*TASK MATERIAL:*

_ _ _ _ _

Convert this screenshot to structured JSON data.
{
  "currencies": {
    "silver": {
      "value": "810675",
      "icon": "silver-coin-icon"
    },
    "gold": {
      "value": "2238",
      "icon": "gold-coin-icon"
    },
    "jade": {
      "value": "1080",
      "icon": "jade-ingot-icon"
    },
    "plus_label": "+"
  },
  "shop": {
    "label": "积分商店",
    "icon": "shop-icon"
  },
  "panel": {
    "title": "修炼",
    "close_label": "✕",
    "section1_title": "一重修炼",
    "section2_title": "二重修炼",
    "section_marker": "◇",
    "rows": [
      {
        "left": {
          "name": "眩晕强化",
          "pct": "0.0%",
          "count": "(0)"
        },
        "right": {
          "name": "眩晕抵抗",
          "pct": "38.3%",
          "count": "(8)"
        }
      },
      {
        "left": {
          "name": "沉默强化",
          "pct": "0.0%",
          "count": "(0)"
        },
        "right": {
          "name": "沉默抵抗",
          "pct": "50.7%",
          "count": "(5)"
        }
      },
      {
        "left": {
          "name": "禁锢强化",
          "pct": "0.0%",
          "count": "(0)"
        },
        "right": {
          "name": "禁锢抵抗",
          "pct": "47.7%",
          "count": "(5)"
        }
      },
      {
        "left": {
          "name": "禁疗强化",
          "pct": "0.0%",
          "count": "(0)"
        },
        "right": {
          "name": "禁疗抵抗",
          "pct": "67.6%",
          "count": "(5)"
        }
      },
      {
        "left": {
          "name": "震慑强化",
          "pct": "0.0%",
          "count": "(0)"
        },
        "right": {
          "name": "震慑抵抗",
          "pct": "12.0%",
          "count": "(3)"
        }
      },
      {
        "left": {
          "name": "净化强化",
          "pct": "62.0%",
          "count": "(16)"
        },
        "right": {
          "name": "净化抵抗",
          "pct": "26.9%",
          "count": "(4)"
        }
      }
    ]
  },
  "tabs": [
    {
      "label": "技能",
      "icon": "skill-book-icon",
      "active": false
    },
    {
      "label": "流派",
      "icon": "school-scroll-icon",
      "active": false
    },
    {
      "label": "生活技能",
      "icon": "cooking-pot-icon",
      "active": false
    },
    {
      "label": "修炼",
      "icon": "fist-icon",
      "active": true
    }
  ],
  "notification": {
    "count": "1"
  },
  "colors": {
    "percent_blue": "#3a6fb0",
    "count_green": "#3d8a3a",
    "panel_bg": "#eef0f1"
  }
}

_ _ _ _ _

*WORK TO COMPLETE:*
All of the entries need to be reproduced exactly; please write them out.

*RESPONSE BELOW:*
Convert this screenshot to structured JSON data.
{
  "currencies": {
    "silver": {
      "value": "810675",
      "icon": "silver-coin-icon"
    },
    "gold": {
      "value": "2238",
      "icon": "gold-coin-icon"
    },
    "jade": {
      "value": "1080",
      "icon": "jade-ingot-icon"
    },
    "plus_label": "+"
  },
  "shop": {
    "label": "积分商店",
    "icon": "shop-icon"
  },
  "panel": {
    "title": "修炼",
    "close_label": "✕",
    "section1_title": "一重修炼",
    "section2_title": "二重修炼",
    "section_marker": "◇",
    "rows": [
      {
        "left": {
          "name": "眩晕强化",
          "pct": "0.0%",
          "count": "(0)"
        },
        "right": {
          "name": "眩晕抵抗",
          "pct": "38.3%",
          "count": "(8)"
        }
      },
      {
        "left": {
          "name": "沉默强化",
          "pct": "0.0%",
          "count": "(0)"
        },
        "right": {
          "name": "沉默抵抗",
          "pct": "50.7%",
          "count": "(5)"
        }
      },
      {
        "left": {
          "name": "禁锢强化",
          "pct": "0.0%",
          "count": "(0)"
        },
        "right": {
          "name": "禁锢抵抗",
          "pct": "47.7%",
          "count": "(5)"
        }
      },
      {
        "left": {
          "name": "禁疗强化",
          "pct": "0.0%",
          "count": "(0)"
        },
        "right": {
          "name": "禁疗抵抗",
          "pct": "67.6%",
          "count": "(5)"
        }
      },
      {
        "left": {
          "name": "震慑强化",
          "pct": "0.0%",
          "count": "(0)"
        },
        "right": {
          "name": "震慑抵抗",
          "pct": "12.0%",
          "count": "(3)"
        }
      },
      {
        "left": {
          "name": "净化强化",
          "pct": "62.0%",
          "count": "(16)"
        },
        "right": {
          "name": "净化抵抗",
          "pct": "26.9%",
          "count": "(4)"
        }
      }
    ]
  },
  "tabs": [
    {
      "label": "技能",
      "icon": "skill-book-icon",
      "active": false
    },
    {
      "label": "流派",
      "icon": "school-scroll-icon",
      "active": false
    },
    {
      "label": "生活技能",
      "icon": "cooking-pot-icon",
      "active": false
    },
    {
      "label": "修炼",
      "icon": "fist-icon",
      "active": true
    }
  ],
  "notification": {
    "count": "1"
  },
  "colors": {
    "percent_blue": "#3a6fb0",
    "count_green": "#3d8a3a",
    "panel_bg": "#eef0f1"
  }
}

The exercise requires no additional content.